REQUIREMENTS -
Gather up the lines with the word "forms" in them.

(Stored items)
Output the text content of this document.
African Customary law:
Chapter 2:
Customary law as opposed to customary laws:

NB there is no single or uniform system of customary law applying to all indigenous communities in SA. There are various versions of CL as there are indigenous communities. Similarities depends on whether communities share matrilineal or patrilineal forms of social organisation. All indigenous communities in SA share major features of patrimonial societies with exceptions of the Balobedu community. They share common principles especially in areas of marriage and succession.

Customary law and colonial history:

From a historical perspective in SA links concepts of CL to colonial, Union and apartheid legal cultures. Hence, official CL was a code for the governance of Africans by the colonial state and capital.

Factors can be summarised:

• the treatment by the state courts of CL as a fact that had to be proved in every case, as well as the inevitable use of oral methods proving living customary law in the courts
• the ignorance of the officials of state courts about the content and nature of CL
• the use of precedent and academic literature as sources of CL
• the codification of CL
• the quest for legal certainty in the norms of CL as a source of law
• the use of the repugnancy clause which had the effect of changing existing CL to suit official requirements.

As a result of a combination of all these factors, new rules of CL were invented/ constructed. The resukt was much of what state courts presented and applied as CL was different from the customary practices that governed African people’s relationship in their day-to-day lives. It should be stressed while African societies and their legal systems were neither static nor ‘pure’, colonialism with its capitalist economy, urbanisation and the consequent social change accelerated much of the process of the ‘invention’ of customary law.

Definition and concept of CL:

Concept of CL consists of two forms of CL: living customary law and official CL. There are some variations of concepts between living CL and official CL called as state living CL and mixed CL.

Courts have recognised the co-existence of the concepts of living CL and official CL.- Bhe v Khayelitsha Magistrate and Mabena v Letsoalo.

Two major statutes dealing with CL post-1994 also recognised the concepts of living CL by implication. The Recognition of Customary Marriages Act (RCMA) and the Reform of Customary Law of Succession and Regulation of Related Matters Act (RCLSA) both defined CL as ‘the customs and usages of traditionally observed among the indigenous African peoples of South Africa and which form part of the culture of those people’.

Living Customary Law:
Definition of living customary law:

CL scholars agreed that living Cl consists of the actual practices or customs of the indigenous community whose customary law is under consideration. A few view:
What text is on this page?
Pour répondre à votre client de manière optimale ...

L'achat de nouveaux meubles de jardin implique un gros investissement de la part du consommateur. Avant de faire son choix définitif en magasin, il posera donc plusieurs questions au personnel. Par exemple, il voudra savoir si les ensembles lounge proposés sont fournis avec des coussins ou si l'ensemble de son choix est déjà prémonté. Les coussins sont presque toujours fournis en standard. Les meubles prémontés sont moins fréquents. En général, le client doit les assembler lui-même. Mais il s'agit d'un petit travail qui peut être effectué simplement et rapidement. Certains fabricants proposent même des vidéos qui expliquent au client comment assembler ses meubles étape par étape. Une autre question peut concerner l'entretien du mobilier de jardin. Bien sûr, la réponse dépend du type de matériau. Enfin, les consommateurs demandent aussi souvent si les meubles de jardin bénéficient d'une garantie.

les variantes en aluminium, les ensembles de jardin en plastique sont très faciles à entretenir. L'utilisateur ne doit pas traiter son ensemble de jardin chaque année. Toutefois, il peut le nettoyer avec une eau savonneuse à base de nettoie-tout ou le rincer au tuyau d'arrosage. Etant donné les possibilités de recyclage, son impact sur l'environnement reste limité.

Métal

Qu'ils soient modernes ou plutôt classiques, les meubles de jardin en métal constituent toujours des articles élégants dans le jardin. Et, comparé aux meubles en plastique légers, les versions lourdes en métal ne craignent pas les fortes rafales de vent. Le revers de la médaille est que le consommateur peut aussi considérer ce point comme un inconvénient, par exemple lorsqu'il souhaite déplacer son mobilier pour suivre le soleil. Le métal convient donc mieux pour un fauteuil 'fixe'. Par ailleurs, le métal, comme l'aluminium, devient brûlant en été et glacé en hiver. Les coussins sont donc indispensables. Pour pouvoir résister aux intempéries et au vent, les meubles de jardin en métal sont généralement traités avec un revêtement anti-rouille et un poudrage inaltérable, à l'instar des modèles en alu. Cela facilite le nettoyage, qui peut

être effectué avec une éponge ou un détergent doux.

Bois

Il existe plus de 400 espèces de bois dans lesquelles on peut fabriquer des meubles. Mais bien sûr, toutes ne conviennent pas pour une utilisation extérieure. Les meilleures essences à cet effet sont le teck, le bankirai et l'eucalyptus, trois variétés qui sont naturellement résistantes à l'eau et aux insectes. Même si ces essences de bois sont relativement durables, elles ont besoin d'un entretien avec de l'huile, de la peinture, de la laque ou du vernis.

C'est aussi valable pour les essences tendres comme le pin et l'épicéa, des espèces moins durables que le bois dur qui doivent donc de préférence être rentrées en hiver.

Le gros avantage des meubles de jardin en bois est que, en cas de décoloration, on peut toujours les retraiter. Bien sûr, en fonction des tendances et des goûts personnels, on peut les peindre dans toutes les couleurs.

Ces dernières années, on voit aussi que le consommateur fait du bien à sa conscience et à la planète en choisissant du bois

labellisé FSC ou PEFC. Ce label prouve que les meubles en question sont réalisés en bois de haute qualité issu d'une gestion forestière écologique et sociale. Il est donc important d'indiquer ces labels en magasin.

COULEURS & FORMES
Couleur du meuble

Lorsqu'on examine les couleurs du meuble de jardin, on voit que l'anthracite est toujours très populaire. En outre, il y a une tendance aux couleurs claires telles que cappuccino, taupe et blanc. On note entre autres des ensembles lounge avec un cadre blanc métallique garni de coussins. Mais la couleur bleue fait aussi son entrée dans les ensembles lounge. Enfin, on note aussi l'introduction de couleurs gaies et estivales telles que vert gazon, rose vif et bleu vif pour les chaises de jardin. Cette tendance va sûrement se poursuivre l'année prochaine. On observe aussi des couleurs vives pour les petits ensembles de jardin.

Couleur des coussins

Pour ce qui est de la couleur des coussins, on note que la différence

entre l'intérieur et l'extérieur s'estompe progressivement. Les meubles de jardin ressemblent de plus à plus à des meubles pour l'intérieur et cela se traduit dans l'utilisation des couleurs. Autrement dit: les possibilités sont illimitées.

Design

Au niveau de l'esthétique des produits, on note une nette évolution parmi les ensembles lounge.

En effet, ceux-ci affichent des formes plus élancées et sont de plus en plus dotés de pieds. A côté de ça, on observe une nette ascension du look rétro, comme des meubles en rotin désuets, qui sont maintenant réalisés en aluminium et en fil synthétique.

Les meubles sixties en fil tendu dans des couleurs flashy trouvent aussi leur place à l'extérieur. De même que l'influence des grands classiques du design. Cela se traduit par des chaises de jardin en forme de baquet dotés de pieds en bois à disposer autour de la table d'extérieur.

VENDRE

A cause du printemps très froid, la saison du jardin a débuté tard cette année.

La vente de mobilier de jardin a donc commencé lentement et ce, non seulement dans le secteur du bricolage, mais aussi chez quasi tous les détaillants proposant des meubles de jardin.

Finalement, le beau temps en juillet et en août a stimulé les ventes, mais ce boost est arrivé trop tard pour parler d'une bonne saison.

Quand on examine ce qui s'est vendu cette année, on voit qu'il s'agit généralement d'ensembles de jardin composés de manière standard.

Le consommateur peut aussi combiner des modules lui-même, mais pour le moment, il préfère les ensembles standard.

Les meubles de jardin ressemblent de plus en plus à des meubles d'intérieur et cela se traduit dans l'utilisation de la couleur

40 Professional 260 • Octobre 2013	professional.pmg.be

THE ANSWER -
NB there is no single or uniform system of customary law applying to all indigenous communities in SA. There are various versions of CL as there are indigenous communities. Similarities depends on whether communities share matrilineal or patrilineal forms of social organisation. All indigenous communities in SA share major features of patrimonial societies with exceptions of the Balobedu community. They share common principles especially in areas of marriage and succession.
Concept of CL consists of two forms of CL: living customary law and official CL. There are some variations of concepts between living CL and official CL called as state living CL and mixed CL.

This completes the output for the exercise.